[START Extract provided]
I need help optimizing a custom TensorFlow model. I have a 40GB ZLIB compressed .TFRecords file containing my training data. Each sample consists of two 384x512x3 images and a 384x512x2 vector field. I am loading my data as follows:
num_threads = 16
reader_kwargs = {'options': tf.python_io.TFRecordOptions(tf.python_io.TFRecordCompressionType.ZLIB)}
data_provider = slim.dataset_data_provider.DatasetDataProvider(
dataset,
num_readers=num_threads,
reader_kwargs=reader_kwargs)
image_a, image_b, flow = data_provider.get(['image_a', 'image_b', 'flow'])
image_as, image_bs, flows = tf.train.batch(
[image_a, image_b, flow],
batch_size=dataset_config['BATCH_SIZE'], # 8
capacity=dataset_config['BATCH_SIZE'] * 10,
num_threads=num_threads,
allow_smaller_final_batch=False)
[END Extract provided]
__Instruction__. Continue the TensorFlow data-loading post above, picking up right after the tf.train.batch call that closes it.
[START Extracted records]
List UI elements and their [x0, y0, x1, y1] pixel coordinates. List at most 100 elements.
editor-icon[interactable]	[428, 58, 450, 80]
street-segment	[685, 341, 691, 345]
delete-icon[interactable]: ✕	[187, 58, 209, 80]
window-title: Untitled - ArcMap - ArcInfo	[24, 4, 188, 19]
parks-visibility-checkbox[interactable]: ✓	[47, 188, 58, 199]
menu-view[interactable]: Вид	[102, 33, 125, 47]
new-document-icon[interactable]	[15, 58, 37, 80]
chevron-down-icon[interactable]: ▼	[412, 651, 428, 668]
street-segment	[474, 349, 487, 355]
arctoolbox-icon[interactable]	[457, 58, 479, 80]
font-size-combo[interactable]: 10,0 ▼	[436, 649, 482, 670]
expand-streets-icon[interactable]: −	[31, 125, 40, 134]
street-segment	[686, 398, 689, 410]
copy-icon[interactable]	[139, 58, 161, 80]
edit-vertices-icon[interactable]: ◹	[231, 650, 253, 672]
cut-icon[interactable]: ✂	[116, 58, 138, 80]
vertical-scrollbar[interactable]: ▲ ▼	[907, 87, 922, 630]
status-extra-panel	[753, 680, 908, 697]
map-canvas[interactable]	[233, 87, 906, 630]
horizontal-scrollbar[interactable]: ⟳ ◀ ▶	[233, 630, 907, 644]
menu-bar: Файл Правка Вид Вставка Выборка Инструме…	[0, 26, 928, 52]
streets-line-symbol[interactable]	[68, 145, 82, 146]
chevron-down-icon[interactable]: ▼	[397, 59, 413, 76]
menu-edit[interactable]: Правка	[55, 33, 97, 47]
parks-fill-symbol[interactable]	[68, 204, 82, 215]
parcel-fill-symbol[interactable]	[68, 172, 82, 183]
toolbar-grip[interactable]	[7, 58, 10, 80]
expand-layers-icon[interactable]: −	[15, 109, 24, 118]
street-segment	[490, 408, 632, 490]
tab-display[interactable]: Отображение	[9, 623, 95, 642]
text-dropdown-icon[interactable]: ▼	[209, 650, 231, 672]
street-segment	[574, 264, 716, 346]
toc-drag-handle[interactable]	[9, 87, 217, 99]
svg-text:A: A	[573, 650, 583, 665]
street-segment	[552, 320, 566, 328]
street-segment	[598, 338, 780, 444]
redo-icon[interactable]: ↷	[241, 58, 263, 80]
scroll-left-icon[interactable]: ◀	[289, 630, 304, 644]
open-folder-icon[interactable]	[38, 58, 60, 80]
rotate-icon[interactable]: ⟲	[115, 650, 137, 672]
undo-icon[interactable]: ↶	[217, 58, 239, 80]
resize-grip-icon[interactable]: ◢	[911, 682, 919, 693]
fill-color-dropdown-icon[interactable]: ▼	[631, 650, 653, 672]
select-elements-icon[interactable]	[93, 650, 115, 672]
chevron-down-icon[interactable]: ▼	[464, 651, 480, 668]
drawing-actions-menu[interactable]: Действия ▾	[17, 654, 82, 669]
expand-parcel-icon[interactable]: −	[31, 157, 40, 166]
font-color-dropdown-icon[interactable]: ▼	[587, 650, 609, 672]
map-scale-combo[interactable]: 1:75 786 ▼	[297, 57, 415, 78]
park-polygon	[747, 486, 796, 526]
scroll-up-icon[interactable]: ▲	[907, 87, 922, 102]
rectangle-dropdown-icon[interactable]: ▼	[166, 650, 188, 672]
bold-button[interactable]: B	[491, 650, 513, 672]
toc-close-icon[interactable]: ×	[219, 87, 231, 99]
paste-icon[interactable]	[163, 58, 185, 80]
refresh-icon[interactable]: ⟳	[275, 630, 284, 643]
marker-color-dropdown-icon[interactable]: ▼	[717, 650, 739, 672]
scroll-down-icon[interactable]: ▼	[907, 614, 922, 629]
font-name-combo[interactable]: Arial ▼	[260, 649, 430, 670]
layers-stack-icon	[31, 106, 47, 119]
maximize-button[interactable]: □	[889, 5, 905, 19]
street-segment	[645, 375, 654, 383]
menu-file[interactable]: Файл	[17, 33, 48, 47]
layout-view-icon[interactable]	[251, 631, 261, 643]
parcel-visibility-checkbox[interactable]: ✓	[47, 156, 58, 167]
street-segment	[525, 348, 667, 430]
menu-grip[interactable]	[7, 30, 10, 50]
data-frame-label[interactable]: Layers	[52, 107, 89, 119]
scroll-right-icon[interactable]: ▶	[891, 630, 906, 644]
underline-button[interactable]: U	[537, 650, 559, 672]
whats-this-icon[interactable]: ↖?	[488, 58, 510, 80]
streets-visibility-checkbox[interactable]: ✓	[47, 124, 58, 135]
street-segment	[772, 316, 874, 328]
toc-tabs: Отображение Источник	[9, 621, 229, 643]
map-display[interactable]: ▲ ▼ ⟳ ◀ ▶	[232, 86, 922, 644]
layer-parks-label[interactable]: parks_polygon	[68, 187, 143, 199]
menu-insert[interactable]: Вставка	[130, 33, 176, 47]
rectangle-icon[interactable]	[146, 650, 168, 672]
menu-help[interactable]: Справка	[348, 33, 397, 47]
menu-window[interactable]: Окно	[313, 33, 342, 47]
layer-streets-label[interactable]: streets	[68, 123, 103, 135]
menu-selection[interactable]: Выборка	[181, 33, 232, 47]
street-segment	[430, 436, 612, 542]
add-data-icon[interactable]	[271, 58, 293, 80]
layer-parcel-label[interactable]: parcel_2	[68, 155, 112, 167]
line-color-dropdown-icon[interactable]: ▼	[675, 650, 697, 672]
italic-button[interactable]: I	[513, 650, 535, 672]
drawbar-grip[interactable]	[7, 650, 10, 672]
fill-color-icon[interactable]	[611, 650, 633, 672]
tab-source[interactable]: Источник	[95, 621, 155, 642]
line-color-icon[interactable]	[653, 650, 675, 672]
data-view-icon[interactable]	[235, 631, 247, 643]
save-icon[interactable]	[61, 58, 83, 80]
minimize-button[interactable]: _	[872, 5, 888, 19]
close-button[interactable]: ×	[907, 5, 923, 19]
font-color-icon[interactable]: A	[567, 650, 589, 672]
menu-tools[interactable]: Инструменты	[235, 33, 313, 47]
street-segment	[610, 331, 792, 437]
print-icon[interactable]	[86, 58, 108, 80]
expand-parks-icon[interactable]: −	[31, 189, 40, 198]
[END Extracted records]
__Result__.
However, I am only getting about 0.25 to 0.30 global steps / second. (SLOW!)
Here is my TensorBoard dash for the parallel reader. It is at 99%-100% consistently.
I plotted my GPU usage over time (% per sec). It looks data starved, but I'm not sure how to fix this. I've tried increasing/decreasing the number of threads but it doesn't seem to make a difference. I am training on an NVIDIA K80 GPU with 4 CPUs and 61GB of RAM.
How can I make this train faster?